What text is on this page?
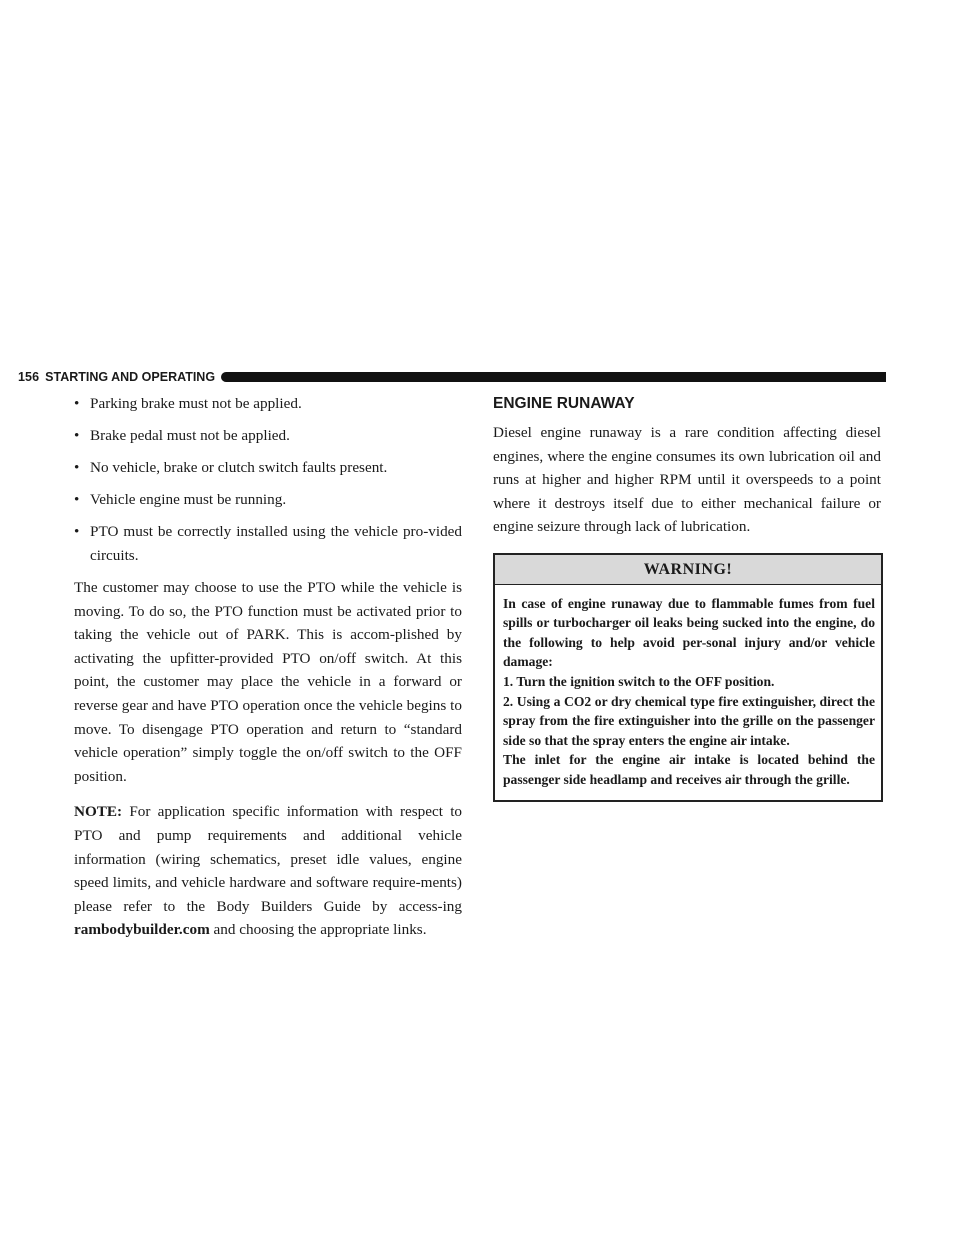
156 STARTING AND OPERATING
• Parking brake must not be applied.
• Brake pedal must not be applied.
• No vehicle, brake or clutch switch faults present.
• Vehicle engine must be running.
• PTO must be correctly installed using the vehicle pro-vided circuits.

The customer may choose to use the PTO while the vehicle is moving. To do so, the PTO function must be activated prior to taking the vehicle out of PARK. This is accom-plished by activating the upfitter-provided PTO on/off switch. At this point, the customer may place the vehicle in a forward or reverse gear and have PTO operation once the vehicle begins to move. To disengage PTO operation and return to “standard vehicle operation” simply toggle the on/off switch to the OFF position.

NOTE: For application specific information with respect to PTO and pump requirements and additional vehicle information (wiring schematics, preset idle values, engine speed limits, and vehicle hardware and software require-ments) please refer to the Body Builders Guide by access-ing rambodybuilder.com and choosing the appropriate links.

ENGINE RUNAWAY

Diesel engine runaway is a rare condition affecting diesel engines, where the engine consumes its own lubrication oil and runs at higher and higher RPM until it overspeeds to a point where it destroys itself due to either mechanical failure or engine seizure through lack of lubrication.

WARNING!

In case of engine runaway due to flammable fumes from fuel spills or turbocharger oil leaks being sucked into the engine, do the following to help avoid per-sonal injury and/or vehicle damage:

1. Turn the ignition switch to the OFF position.

2. Using a CO2 or dry chemical type fire extinguisher, direct the spray from the fire extinguisher into the grille on the passenger side so that the spray enters the engine air intake.

The inlet for the engine air intake is located behind the passenger side headlamp and receives air through the grille.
------------------------
## Exercise:
Give only the count of lines in this material that contain the string "grille".

## Answer to this problem:
2